Transcribe the records below exactly.
----
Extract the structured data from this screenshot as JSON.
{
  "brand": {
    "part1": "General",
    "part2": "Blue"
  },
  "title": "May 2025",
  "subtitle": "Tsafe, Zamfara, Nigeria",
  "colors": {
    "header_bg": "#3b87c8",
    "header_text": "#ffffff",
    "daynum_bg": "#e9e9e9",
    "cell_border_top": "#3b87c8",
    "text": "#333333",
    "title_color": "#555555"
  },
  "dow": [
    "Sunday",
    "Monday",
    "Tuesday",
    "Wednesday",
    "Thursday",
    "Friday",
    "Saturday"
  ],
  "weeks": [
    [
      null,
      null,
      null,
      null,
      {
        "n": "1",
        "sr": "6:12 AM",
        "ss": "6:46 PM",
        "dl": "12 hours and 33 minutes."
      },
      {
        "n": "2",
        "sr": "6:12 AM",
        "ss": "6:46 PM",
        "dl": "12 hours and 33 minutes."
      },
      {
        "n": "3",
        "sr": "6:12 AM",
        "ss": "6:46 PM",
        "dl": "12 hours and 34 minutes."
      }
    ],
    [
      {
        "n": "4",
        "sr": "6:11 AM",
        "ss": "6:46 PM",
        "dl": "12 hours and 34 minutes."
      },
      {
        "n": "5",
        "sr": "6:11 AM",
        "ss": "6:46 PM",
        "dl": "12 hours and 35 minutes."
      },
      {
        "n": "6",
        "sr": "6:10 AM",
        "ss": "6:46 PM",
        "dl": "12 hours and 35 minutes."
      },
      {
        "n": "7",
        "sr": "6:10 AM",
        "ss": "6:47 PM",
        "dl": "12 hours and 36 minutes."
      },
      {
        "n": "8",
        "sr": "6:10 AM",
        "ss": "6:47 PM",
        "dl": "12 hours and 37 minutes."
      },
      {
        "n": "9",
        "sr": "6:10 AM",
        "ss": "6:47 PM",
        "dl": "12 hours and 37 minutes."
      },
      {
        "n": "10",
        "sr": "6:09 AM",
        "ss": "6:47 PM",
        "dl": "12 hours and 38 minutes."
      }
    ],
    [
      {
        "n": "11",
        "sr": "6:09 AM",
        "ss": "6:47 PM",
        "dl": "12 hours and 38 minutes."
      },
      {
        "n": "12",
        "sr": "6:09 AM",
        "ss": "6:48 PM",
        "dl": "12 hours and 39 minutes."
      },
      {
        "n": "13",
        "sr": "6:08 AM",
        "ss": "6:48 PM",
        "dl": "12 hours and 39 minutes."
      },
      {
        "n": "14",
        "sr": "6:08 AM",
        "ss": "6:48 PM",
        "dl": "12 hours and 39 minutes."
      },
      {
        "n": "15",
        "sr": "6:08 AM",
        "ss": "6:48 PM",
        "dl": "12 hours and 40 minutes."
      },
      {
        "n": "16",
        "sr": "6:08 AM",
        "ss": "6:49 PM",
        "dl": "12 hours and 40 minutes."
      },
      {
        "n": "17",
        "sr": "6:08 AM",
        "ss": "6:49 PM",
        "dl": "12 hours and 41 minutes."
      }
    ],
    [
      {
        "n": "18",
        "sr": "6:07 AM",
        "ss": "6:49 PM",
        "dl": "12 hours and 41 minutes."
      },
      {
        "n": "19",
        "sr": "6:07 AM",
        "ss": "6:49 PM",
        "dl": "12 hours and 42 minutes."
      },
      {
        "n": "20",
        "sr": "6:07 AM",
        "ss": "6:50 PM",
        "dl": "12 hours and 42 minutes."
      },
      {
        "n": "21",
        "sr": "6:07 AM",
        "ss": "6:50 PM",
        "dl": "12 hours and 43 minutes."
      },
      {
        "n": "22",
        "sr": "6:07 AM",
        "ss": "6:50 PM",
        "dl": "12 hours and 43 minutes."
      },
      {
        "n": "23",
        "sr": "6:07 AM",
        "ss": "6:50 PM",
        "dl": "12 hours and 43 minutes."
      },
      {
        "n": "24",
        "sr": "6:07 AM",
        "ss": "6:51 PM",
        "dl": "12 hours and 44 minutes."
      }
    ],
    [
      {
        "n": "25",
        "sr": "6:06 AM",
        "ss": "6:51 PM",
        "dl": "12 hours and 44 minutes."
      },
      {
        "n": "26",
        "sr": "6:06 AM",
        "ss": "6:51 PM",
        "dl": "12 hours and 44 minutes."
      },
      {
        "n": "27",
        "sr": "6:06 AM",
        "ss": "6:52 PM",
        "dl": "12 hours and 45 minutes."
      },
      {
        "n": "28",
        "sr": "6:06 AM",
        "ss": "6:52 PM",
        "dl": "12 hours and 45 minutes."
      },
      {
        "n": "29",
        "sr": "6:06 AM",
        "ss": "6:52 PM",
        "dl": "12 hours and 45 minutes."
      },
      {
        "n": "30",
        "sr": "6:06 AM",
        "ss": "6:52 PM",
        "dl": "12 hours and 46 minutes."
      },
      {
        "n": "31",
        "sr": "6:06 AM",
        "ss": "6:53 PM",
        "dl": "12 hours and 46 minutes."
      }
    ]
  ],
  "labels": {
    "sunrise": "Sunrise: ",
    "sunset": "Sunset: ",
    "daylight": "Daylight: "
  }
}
----
■ **Exercise answer**
Extract the structured data from this screenshot as JSON.
{
  "brand": {
    "part1": "General",
    "part2": "Blue"
  },
  "title": "May 2025",
  "subtitle": "Tsafe, Zamfara, Nigeria",
  "colors": {
    "header_bg": "#3b87c8",
    "header_text": "#ffffff",
    "daynum_bg": "#e9e9e9",
    "cell_border_top": "#3b87c8",
    "text": "#333333",
    "title_color": "#555555"
  },
  "dow": [
    "Sunday",
    "Monday",
    "Tuesday",
    "Wednesday",
    "Thursday",
    "Friday",
    "Saturday"
  ],
  "weeks": [
    [
      null,
      null,
      null,
      null,
      {
        "n": "1",
        "sr": "6:12 AM",
        "ss": "6:46 PM",
        "dl": "12 hours and 33 minutes."
      },
      {
        "n": "2",
        "sr": "6:12 AM",
        "ss": "6:46 PM",
        "dl": "12 hours and 33 minutes."
      },
      {
        "n": "3",
        "sr": "6:12 AM",
        "ss": "6:46 PM",
        "dl": "12 hours and 34 minutes."
      }
    ],
    [
      {
        "n": "4",
        "sr": "6:11 AM",
        "ss": "6:46 PM",
        "dl": "12 hours and 34 minutes."
      },
      {
        "n": "5",
        "sr": "6:11 AM",
        "ss": "6:46 PM",
        "dl": "12 hours and 35 minutes."
      },
      {
        "n": "6",
        "sr": "6:10 AM",
        "ss": "6:46 PM",
        "dl": "12 hours and 35 minutes."
      },
      {
        "n": "7",
        "sr": "6:10 AM",
        "ss": "6:47 PM",
        "dl": "12 hours and 36 minutes."
      },
      {
        "n": "8",
        "sr": "6:10 AM",
        "ss": "6:47 PM",
        "dl": "12 hours and 37 minutes."
      },
      {
        "n": "9",
        "sr": "6:10 AM",
        "ss": "6:47 PM",
        "dl": "12 hours and 37 minutes."
      },
      {
        "n": "10",
        "sr": "6:09 AM",
        "ss": "6:47 PM",
        "dl": "12 hours and 38 minutes."
      }
    ],
    [
      {
        "n": "11",
        "sr": "6:09 AM",
        "ss": "6:47 PM",
        "dl": "12 hours and 38 minutes."
      },
      {
        "n": "12",
        "sr": "6:09 AM",
        "ss": "6:48 PM",
        "dl": "12 hours and 39 minutes."
      },
      {
        "n": "13",
        "sr": "6:08 AM",
        "ss": "6:48 PM",
        "dl": "12 hours and 39 minutes."
      },
      {
        "n": "14",
        "sr": "6:08 AM",
        "ss": "6:48 PM",
        "dl": "12 hours and 39 minutes."
      },
      {
        "n": "15",
        "sr": "6:08 AM",
        "ss": "6:48 PM",
        "dl": "12 hours and 40 minutes."
      },
      {
        "n": "16",
        "sr": "6:08 AM",
        "ss": "6:49 PM",
        "dl": "12 hours and 40 minutes."
      },
      {
        "n": "17",
        "sr": "6:08 AM",
        "ss": "6:49 PM",
        "dl": "12 hours and 41 minutes."
      }
    ],
    [
      {
        "n": "18",
        "sr": "6:07 AM",
        "ss": "6:49 PM",
        "dl": "12 hours and 41 minutes."
      },
      {
        "n": "19",
        "sr": "6:07 AM",
        "ss": "6:49 PM",
        "dl": "12 hours and 42 minutes."
      },
      {
        "n": "20",
        "sr": "6:07 AM",
        "ss": "6:50 PM",
        "dl": "12 hours and 42 minutes."
      },
      {
        "n": "21",
        "sr": "6:07 AM",
        "ss": "6:50 PM",
        "dl": "12 hours and 43 minutes."
      },
      {
        "n": "22",
        "sr": "6:07 AM",
        "ss": "6:50 PM",
        "dl": "12 hours and 43 minutes."
      },
      {
        "n": "23",
        "sr": "6:07 AM",
        "ss": "6:50 PM",
        "dl": "12 hours and 43 minutes."
      },
      {
        "n": "24",
        "sr": "6:07 AM",
        "ss": "6:51 PM",
        "dl": "12 hours and 44 minutes."
      }
    ],
    [
      {
        "n": "25",
        "sr": "6:06 AM",
        "ss": "6:51 PM",
        "dl": "12 hours and 44 minutes."
      },
      {
        "n": "26",
        "sr": "6:06 AM",
        "ss": "6:51 PM",
        "dl": "12 hours and 44 minutes."
      },
      {
        "n": "27",
        "sr": "6:06 AM",
        "ss": "6:52 PM",
        "dl": "12 hours and 45 minutes."
      },
      {
        "n": "28",
        "sr": "6:06 AM",
        "ss": "6:52 PM",
        "dl": "12 hours and 45 minutes."
      },
      {
        "n": "29",
        "sr": "6:06 AM",
        "ss": "6:52 PM",
        "dl": "12 hours and 45 minutes."
      },
      {
        "n": "30",
        "sr": "6:06 AM",
        "ss": "6:52 PM",
        "dl": "12 hours and 46 minutes."
      },
      {
        "n": "31",
        "sr": "6:06 AM",
        "ss": "6:53 PM",
        "dl": "12 hours and 46 minutes."
      }
    ]
  ],
  "labels": {
    "sunrise": "Sunrise: ",
    "sunset": "Sunset: ",
    "daylight": "Daylight: "
  }
}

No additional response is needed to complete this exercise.